Do this:
Without including any pictures, write out all the entries exactly.

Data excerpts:
============

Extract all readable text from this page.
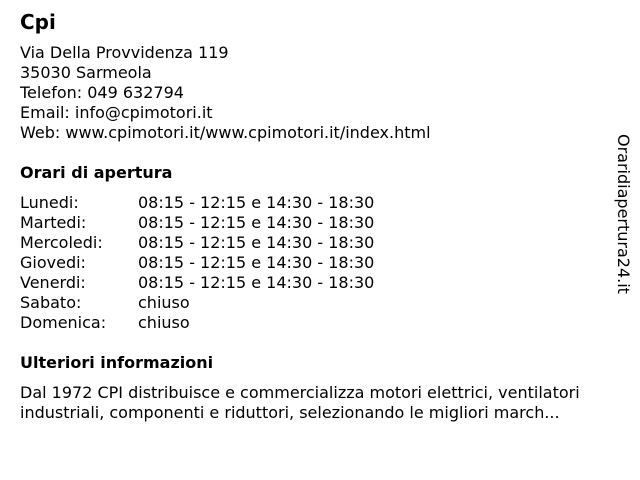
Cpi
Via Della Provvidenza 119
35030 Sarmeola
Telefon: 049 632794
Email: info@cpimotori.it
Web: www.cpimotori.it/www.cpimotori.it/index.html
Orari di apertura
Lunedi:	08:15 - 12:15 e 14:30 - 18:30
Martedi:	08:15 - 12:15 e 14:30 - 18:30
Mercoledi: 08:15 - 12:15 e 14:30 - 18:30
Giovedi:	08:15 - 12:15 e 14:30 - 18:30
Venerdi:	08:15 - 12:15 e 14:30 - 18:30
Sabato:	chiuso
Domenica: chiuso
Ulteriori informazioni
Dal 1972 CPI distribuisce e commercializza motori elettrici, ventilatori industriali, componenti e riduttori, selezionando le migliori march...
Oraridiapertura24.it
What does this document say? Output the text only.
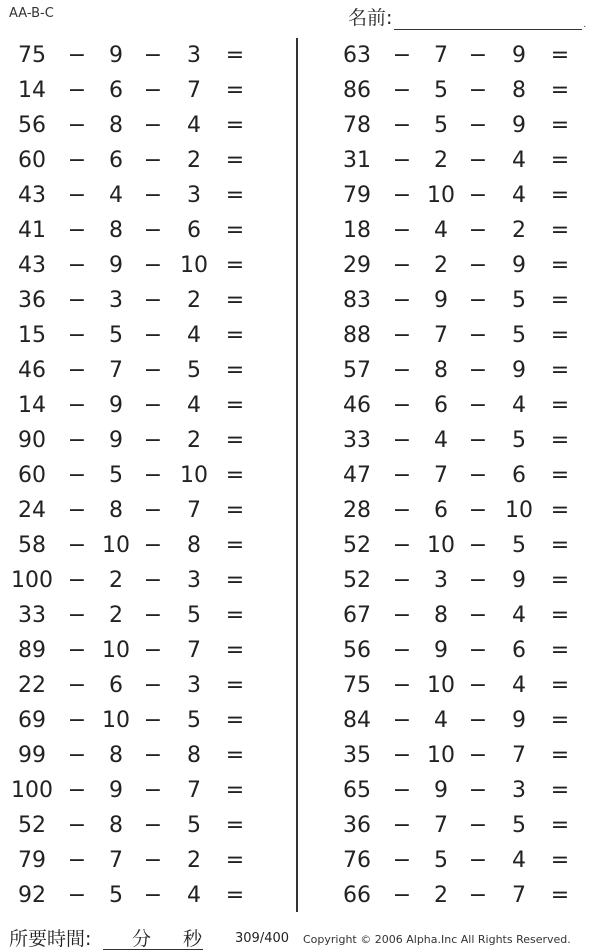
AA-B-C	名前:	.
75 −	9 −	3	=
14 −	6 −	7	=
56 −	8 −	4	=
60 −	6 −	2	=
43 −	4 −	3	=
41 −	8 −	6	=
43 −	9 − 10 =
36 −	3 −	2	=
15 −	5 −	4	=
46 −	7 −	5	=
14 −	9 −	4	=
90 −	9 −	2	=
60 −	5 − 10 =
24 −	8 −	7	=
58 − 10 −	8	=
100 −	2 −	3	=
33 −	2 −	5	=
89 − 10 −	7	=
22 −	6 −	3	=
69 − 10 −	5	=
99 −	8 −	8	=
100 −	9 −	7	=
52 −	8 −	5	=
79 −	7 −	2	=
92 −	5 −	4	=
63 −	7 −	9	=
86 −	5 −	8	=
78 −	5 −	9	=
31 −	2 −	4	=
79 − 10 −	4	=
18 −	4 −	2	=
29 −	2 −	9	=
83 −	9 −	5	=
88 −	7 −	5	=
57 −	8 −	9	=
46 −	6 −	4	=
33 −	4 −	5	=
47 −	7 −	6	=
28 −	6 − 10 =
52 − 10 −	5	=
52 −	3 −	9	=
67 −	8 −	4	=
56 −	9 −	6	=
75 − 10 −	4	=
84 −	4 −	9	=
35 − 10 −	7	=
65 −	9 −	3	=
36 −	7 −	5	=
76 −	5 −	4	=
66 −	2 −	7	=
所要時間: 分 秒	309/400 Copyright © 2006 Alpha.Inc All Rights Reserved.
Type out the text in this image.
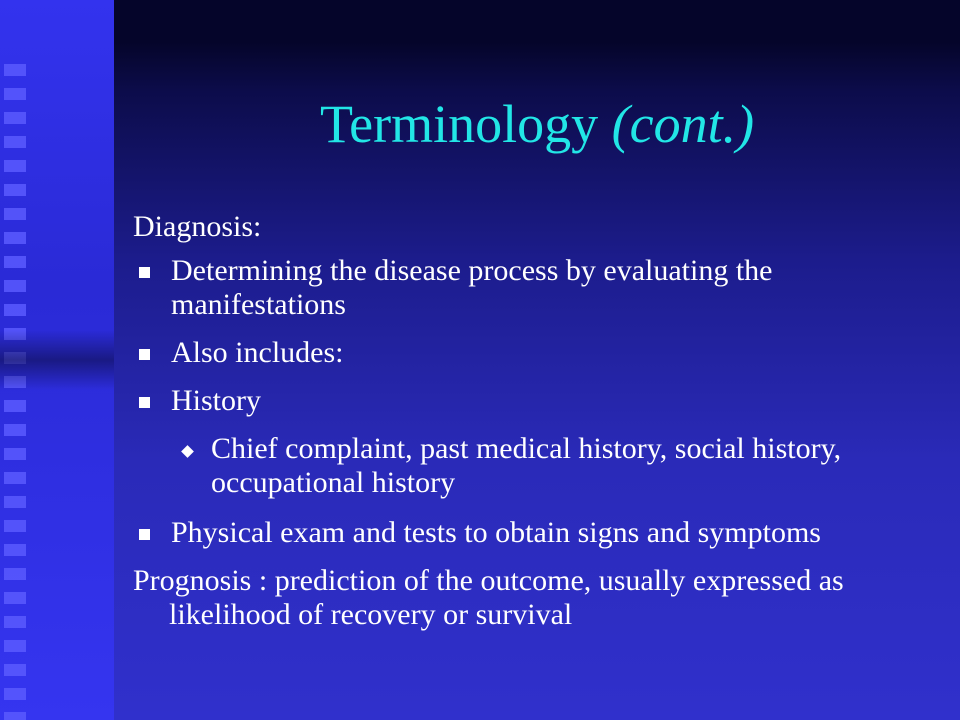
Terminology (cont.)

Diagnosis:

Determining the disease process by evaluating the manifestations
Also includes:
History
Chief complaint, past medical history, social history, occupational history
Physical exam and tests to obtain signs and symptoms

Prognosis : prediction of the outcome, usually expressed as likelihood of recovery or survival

============

Reply to the task:
Extract all readable text from this page.
Cpi
Via Della Provvidenza 119
35030 Sarmeola
Telefon: 049 632794
Email: info@cpimotori.it
Web: www.cpimotori.it/www.cpimotori.it/index.html
Orari di apertura
Lunedi:	08:15 - 12:15 e 14:30 - 18:30
Martedi:	08:15 - 12:15 e 14:30 - 18:30
Mercoledi: 08:15 - 12:15 e 14:30 - 18:30
Giovedi:	08:15 - 12:15 e 14:30 - 18:30
Venerdi:	08:15 - 12:15 e 14:30 - 18:30
Sabato:	chiuso
Domenica: chiuso
Ulteriori informazioni
Dal 1972 CPI distribuisce e commercializza motori elettrici, ventilatori industriali, componenti e riduttori, selezionando le migliori march...
Oraridiapertura24.it
What does this document say? Output the text only.
AA-B-C	名前:	.
75 −	9 −	3	=
14 −	6 −	7	=
56 −	8 −	4	=
60 −	6 −	2	=
43 −	4 −	3	=
41 −	8 −	6	=
43 −	9 − 10 =
36 −	3 −	2	=
15 −	5 −	4	=
46 −	7 −	5	=
14 −	9 −	4	=
90 −	9 −	2	=
60 −	5 − 10 =
24 −	8 −	7	=
58 − 10 −	8	=
100 −	2 −	3	=
33 −	2 −	5	=
89 − 10 −	7	=
22 −	6 −	3	=
69 − 10 −	5	=
99 −	8 −	8	=
100 −	9 −	7	=
52 −	8 −	5	=
79 −	7 −	2	=
92 −	5 −	4	=
63 −	7 −	9	=
86 −	5 −	8	=
78 −	5 −	9	=
31 −	2 −	4	=
79 − 10 −	4	=
18 −	4 −	2	=
29 −	2 −	9	=
83 −	9 −	5	=
88 −	7 −	5	=
57 −	8 −	9	=
46 −	6 −	4	=
33 −	4 −	5	=
47 −	7 −	6	=
28 −	6 − 10 =
52 − 10 −	5	=
52 −	3 −	9	=
67 −	8 −	4	=
56 −	9 −	6	=
75 − 10 −	4	=
84 −	4 −	9	=
35 − 10 −	7	=
65 −	9 −	3	=
36 −	7 −	5	=
76 −	5 −	4	=
66 −	2 −	7	=
所要時間: 分 秒	309/400 Copyright © 2006 Alpha.Inc All Rights Reserved.
Type out the text in this image.
Terminology (cont.)

Diagnosis:

Determining the disease process by evaluating the manifestations
Also includes:
History
Chief complaint, past medical history, social history, occupational history
Physical exam and tests to obtain signs and symptoms

Prognosis : prediction of the outcome, usually expressed as likelihood of recovery or survival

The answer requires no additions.